Copy out each line containing "tests" from the entries below.

[Data items]
----

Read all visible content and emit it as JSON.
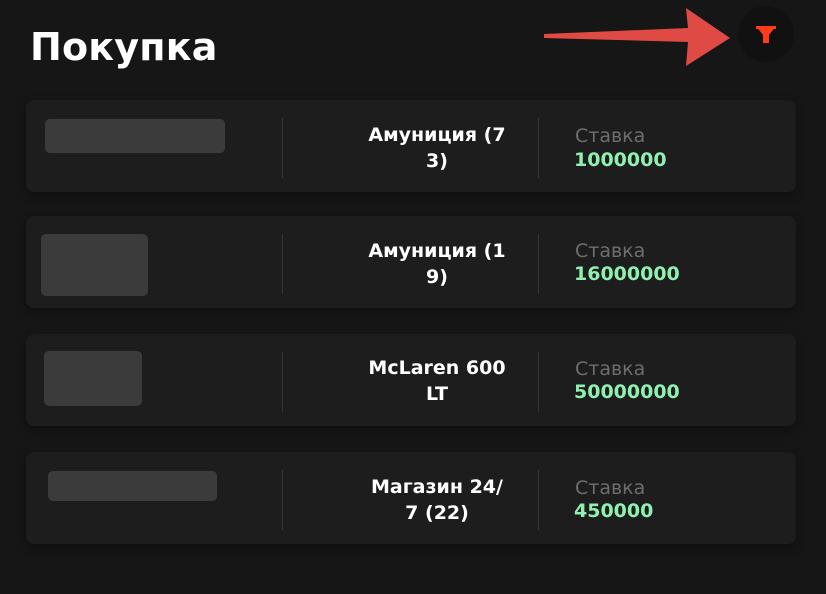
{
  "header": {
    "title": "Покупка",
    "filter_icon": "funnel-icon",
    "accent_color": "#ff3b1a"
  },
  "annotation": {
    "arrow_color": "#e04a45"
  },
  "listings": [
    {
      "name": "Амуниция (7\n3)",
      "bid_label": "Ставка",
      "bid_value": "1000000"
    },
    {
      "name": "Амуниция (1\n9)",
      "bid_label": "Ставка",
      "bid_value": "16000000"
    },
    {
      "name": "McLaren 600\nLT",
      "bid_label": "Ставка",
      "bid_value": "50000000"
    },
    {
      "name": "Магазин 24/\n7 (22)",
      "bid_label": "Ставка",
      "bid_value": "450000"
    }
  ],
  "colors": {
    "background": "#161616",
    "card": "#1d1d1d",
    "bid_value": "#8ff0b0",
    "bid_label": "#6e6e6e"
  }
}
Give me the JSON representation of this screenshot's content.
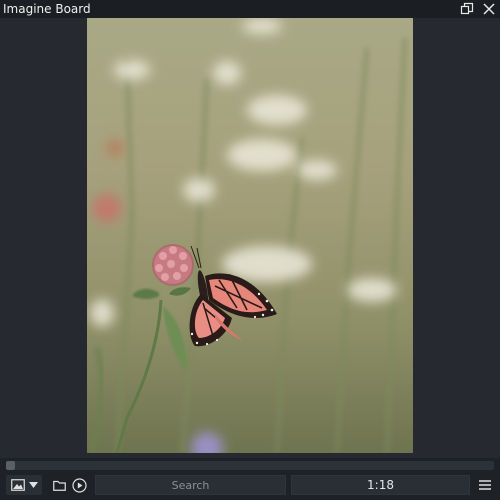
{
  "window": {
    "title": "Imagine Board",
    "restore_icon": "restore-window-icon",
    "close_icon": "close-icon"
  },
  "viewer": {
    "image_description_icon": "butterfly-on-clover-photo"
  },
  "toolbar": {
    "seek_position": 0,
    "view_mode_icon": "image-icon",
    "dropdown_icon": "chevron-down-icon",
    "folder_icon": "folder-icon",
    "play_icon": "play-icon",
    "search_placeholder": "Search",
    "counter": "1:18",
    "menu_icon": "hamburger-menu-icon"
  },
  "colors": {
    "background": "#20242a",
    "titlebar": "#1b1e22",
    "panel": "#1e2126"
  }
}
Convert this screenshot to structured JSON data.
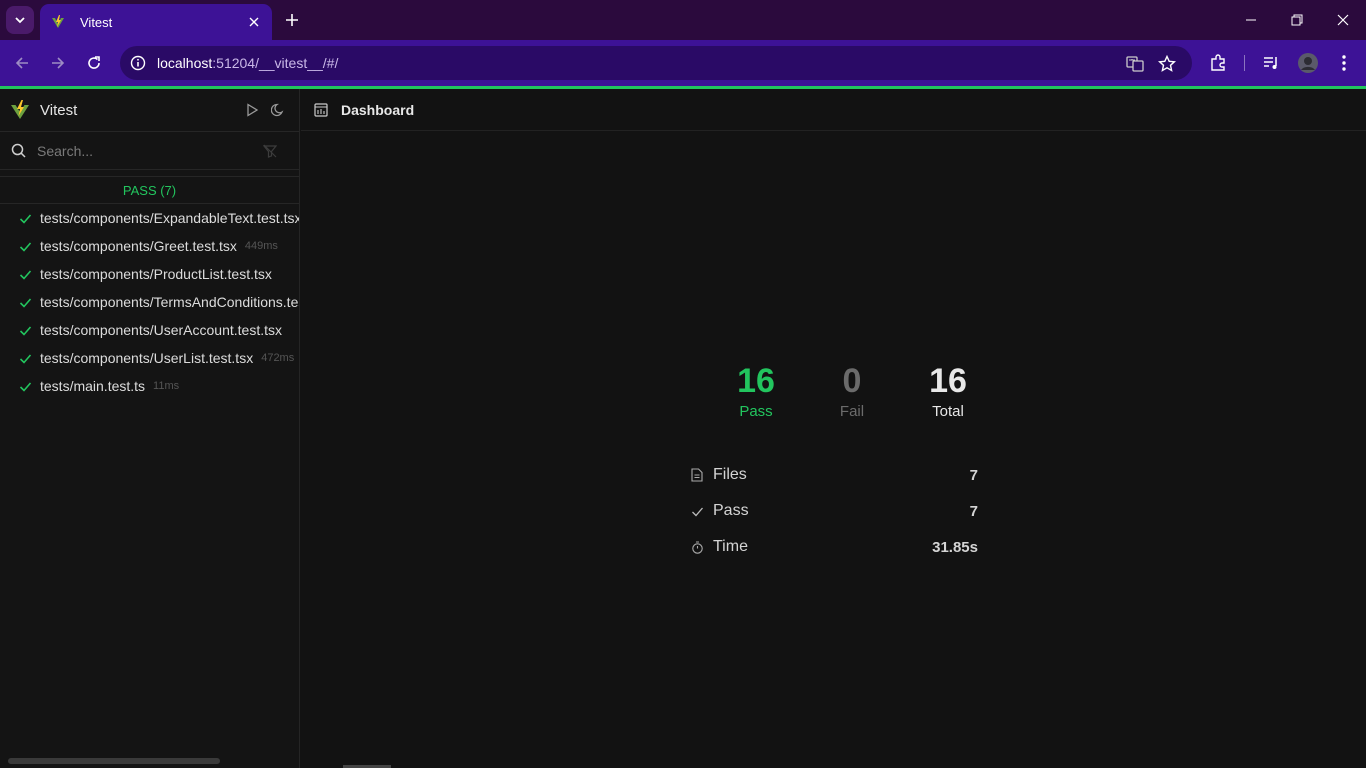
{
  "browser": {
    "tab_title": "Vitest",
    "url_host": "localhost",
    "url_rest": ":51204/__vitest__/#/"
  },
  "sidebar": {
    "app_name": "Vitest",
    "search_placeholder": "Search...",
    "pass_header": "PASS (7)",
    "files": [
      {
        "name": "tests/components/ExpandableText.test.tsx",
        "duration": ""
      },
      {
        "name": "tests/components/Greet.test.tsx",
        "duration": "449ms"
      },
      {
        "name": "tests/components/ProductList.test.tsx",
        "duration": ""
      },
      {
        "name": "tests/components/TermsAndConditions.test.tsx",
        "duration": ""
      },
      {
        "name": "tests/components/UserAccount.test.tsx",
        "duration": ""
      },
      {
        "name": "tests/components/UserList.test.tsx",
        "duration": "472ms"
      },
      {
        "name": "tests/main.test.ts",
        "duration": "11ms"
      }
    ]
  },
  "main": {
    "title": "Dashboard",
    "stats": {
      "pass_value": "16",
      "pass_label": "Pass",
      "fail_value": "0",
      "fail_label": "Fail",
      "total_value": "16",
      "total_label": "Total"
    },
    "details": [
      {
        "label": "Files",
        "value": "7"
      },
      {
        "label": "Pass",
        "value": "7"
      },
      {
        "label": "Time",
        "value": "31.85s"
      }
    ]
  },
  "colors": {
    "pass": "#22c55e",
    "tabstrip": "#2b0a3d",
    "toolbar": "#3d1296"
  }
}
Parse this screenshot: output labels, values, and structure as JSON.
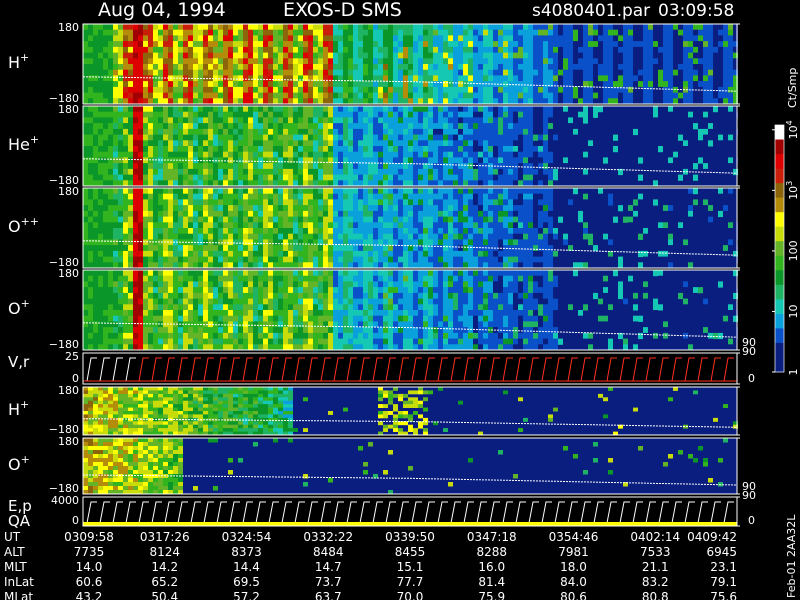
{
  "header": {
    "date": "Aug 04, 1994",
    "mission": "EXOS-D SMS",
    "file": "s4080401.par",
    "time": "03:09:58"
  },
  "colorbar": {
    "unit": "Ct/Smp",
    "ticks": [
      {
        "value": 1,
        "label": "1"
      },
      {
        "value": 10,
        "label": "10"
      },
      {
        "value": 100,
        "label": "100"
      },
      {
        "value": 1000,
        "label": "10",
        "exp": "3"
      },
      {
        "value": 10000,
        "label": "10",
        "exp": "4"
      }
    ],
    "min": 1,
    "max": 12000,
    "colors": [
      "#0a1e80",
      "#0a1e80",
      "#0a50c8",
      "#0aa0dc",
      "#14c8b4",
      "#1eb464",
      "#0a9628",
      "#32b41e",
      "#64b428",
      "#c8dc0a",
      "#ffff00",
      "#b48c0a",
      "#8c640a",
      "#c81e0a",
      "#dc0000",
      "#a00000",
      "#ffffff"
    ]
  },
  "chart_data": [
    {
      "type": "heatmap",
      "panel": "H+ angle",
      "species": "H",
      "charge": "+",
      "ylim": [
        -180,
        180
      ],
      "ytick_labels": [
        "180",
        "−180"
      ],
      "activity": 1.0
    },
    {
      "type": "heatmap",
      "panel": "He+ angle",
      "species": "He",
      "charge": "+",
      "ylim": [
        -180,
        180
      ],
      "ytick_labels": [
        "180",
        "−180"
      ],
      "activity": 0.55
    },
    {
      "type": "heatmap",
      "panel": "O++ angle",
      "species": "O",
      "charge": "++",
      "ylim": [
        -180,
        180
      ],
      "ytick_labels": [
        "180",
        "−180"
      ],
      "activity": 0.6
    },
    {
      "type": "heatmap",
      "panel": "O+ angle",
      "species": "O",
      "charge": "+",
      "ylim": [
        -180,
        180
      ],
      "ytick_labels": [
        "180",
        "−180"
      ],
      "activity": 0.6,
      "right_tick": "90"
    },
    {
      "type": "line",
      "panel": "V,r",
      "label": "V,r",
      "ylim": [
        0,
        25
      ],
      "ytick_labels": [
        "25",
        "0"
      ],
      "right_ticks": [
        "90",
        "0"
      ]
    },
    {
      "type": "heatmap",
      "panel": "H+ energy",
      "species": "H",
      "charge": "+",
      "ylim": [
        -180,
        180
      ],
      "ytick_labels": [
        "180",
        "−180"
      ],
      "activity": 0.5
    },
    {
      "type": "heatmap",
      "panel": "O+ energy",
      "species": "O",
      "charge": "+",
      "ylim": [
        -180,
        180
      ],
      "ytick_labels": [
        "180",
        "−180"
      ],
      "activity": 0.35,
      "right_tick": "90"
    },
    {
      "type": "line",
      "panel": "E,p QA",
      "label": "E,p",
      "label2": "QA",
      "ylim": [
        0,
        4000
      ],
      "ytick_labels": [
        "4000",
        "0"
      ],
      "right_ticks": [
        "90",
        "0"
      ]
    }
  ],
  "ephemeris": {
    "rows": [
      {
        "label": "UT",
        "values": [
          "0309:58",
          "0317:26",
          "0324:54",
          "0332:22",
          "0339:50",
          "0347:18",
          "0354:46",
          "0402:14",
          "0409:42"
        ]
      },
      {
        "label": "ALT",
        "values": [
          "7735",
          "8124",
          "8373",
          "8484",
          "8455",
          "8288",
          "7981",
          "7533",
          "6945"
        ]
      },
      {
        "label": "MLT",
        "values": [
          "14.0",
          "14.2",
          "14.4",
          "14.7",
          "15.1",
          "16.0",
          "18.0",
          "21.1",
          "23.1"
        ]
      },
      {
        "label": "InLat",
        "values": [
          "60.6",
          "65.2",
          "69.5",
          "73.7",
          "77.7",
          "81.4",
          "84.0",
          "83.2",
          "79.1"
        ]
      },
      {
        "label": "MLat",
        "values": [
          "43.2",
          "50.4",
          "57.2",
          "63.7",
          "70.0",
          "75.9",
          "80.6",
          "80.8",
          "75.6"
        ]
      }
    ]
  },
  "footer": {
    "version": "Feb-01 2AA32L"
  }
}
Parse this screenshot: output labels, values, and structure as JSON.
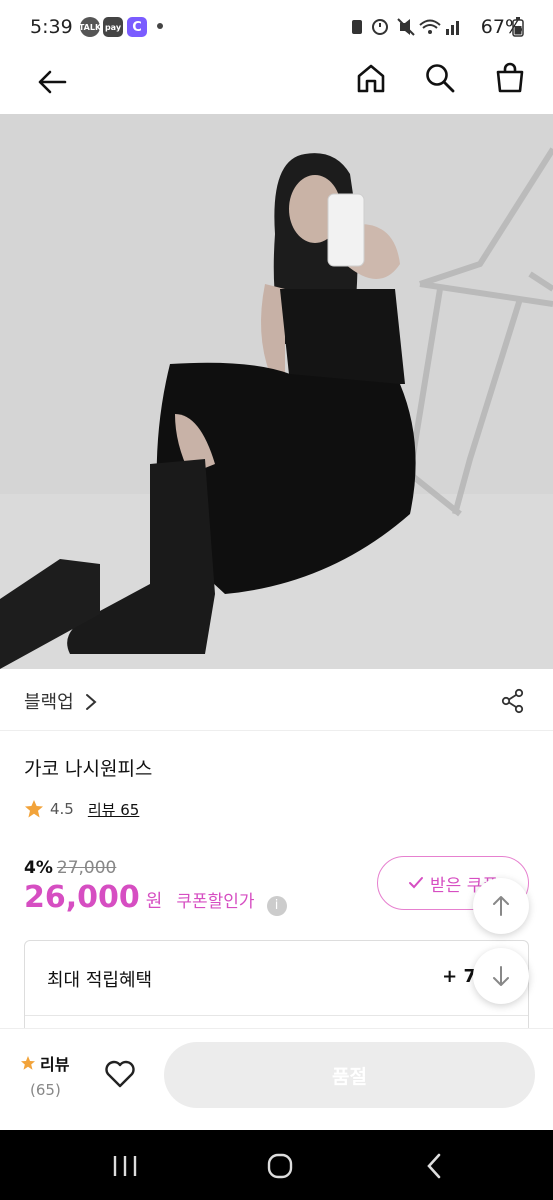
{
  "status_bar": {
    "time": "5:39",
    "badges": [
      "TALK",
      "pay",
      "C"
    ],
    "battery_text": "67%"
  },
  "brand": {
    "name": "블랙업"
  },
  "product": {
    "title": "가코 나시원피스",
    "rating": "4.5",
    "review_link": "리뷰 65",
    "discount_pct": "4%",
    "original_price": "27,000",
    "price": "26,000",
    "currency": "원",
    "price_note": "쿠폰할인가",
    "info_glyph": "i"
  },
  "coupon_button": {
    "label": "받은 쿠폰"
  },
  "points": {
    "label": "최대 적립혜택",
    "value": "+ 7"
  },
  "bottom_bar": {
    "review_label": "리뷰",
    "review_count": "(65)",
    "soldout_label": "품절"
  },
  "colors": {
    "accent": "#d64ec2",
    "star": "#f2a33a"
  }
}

----

| Full solution |
        "name": "tests/components/ExpandableText.test.tsx",
        "name": "tests/components/Greet.test.tsx",
        "name": "tests/components/ProductList.test.tsx",
        "name": "tests/components/TermsAndConditions.test.tsx",
        "name": "tests/components/UserAccount.test.tsx",
        "name": "tests/components/UserList.test.tsx",
        "name": "tests/main.test.ts",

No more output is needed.